**GIVEN EXERCISE:** Extract, from the listing that follows, each line containing the word "color".

**MATERIAL FOR THIS EXERCISE:**

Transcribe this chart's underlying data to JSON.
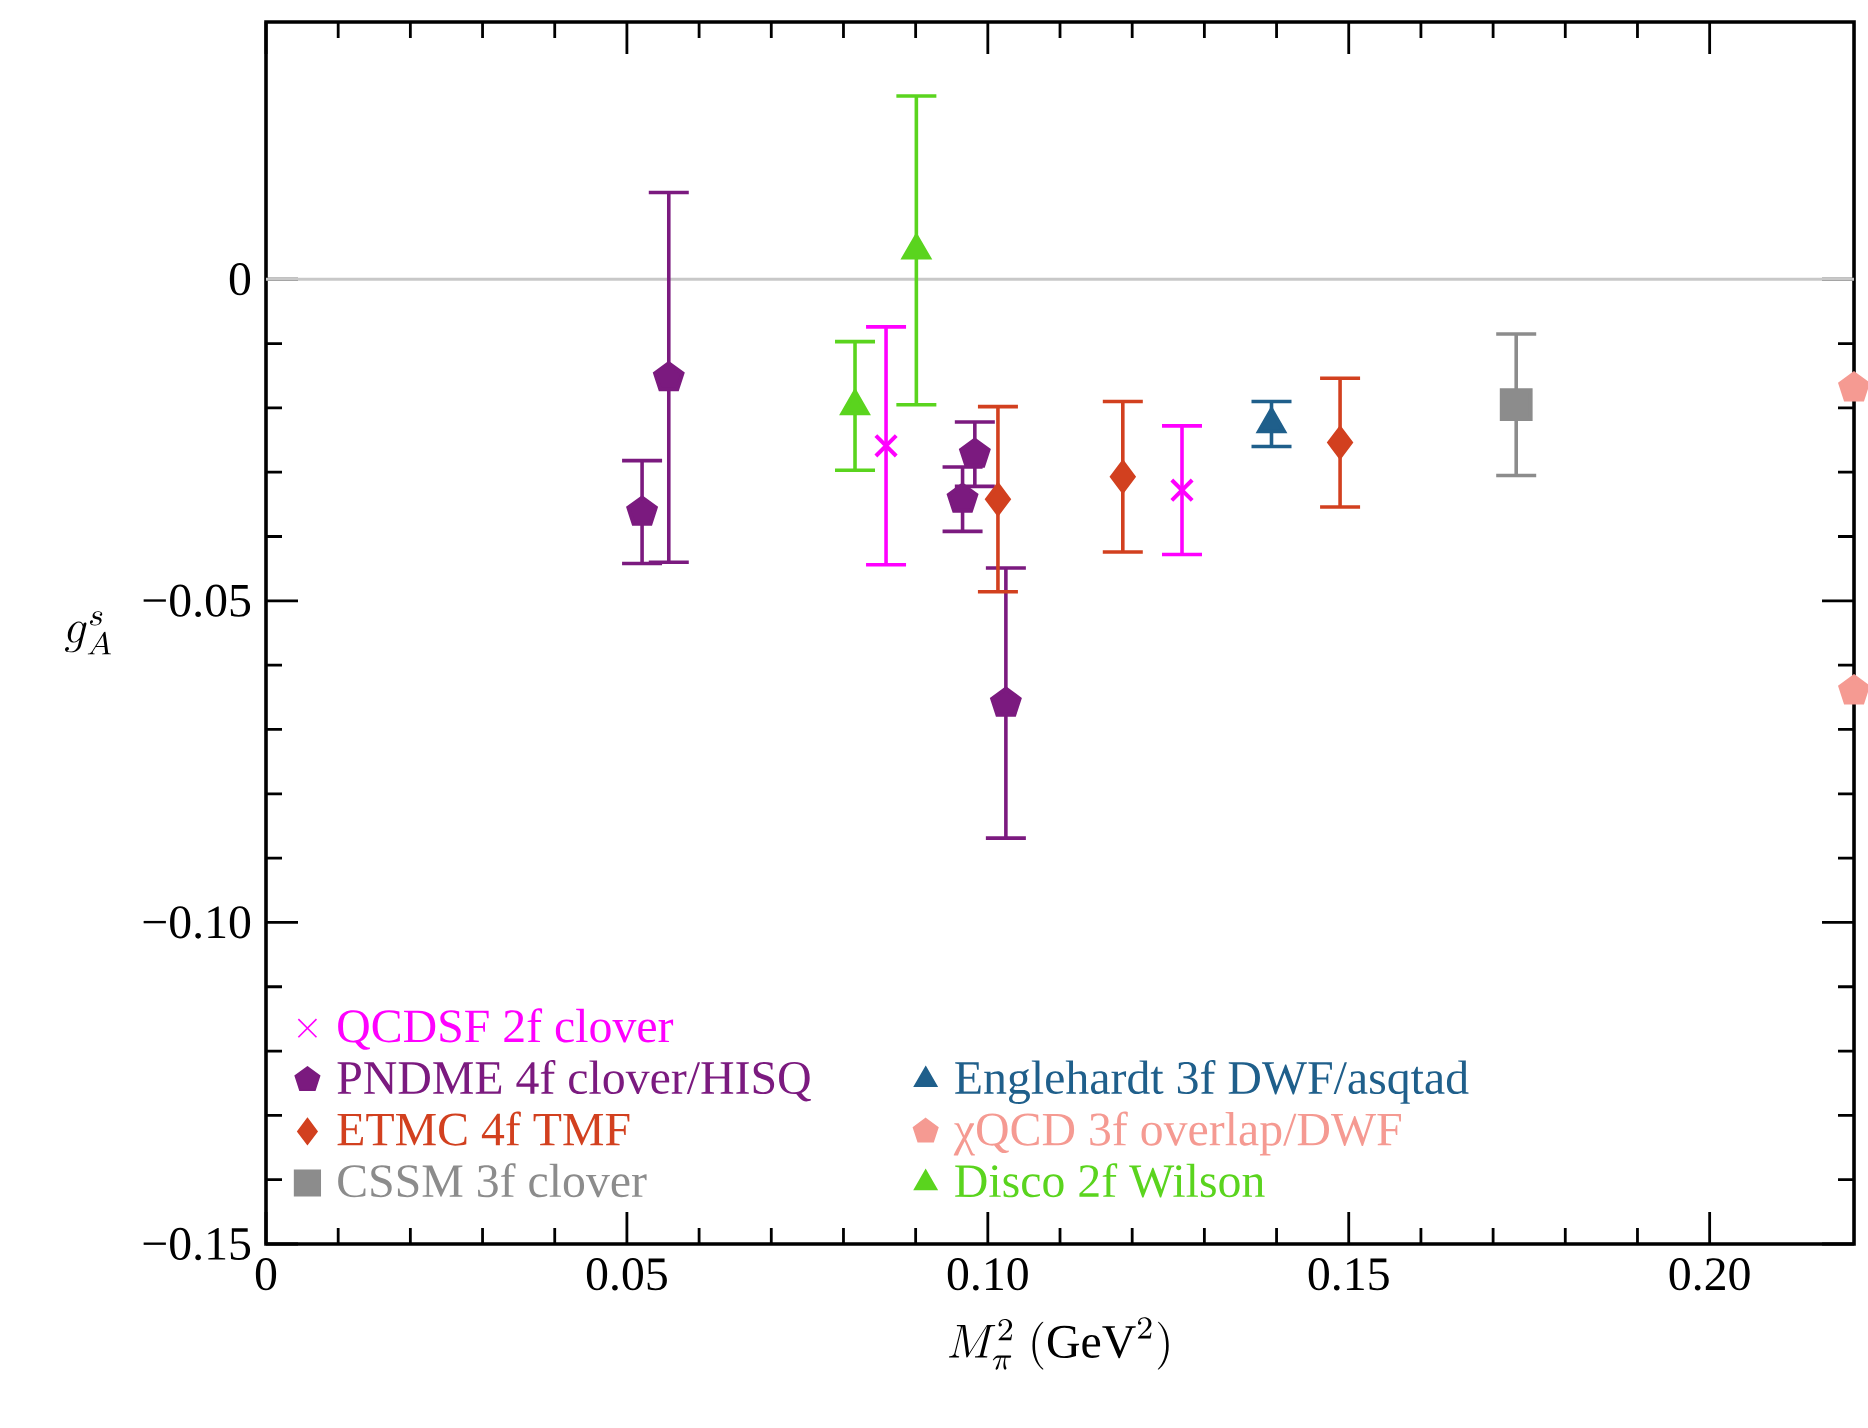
{
  "chart_data": {
    "type": "scatter",
    "xlabel": "M_\\pi^2\\ (\\mathrm{GeV}^2)",
    "ylabel": "g_A^s",
    "xlim": [
      0,
      0.22
    ],
    "ylim": [
      -0.15,
      0.04
    ],
    "xticks": [
      0,
      0.05,
      {
        "value": 0.1,
        "label": "0.10"
      },
      0.15,
      {
        "value": 0.2,
        "label": "0.20"
      }
    ],
    "yticks": [
      0,
      {
        "value": -0.05,
        "label": "−0.05"
      },
      {
        "value": -0.1,
        "label": "−0.10"
      },
      {
        "value": -0.15,
        "label": "−0.15"
      }
    ],
    "ref_lines": [
      {
        "axis": "y",
        "value": 0,
        "color": "#c8c8c8"
      }
    ],
    "legend": "bottom left",
    "grid": false,
    "series": [
      {
        "name": "QCDSF 2f clover",
        "color": "#ff00ff",
        "marker": "cross",
        "x": [
          0.0859,
          0.1269
        ],
        "values": [
          -0.0259,
          -0.0328
        ],
        "errors": [
          0.0185,
          0.01
        ]
      },
      {
        "name": "PNDME 4f clover/HISQ",
        "color": "#7b1a7f",
        "marker": "circle",
        "x": [
          0.0521,
          0.0558,
          0.0965,
          0.0982,
          0.1025
        ],
        "values": [
          -0.0362,
          -0.0153,
          -0.0342,
          -0.0272,
          -0.0659
        ],
        "errors": [
          0.008,
          [
            -0.044,
            0.0135
          ],
          0.005,
          0.005,
          0.021
        ]
      },
      {
        "name": "ETMC 4f TMF",
        "color": "#d2401f",
        "marker": "diamond",
        "x": [
          0.1014,
          0.1187,
          0.1488
        ],
        "values": [
          -0.0342,
          -0.0307,
          -0.0254
        ],
        "errors": [
          0.0144,
          0.0117,
          0.01
        ]
      },
      {
        "name": "CSSM 3f clover",
        "color": "#8c8c8c",
        "marker": "square",
        "x": [
          0.1732
        ],
        "values": [
          -0.0195
        ],
        "errors": [
          0.011
        ]
      },
      {
        "name": "Englehardt 3f DWF/asqtad",
        "color": "#1f5f8b",
        "marker": "triangle",
        "x": [
          0.1393
        ],
        "values": [
          -0.0225
        ],
        "errors": [
          0.0035
        ]
      },
      {
        "name": "χQCD 3f overlap/DWF",
        "color": "#f59a92",
        "marker": "circle",
        "x": [
          0.22,
          0.22
        ],
        "values": [
          -0.0169,
          -0.064
        ]
      },
      {
        "name": "Disco 2f Wilson",
        "color": "#5ad41e",
        "marker": "triangle",
        "x": [
          0.0816,
          0.0901
        ],
        "values": [
          -0.0197,
          0.0045
        ],
        "errors": [
          0.01,
          0.024
        ]
      }
    ]
  }
}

**EXERCISE RESULT:**
        "color": "#c8c8c8"
        "color": "#ff00ff",
        "color": "#7b1a7f",
        "color": "#d2401f",
        "color": "#8c8c8c",
        "color": "#1f5f8b",
        "color": "#f59a92",
        "color": "#5ad41e",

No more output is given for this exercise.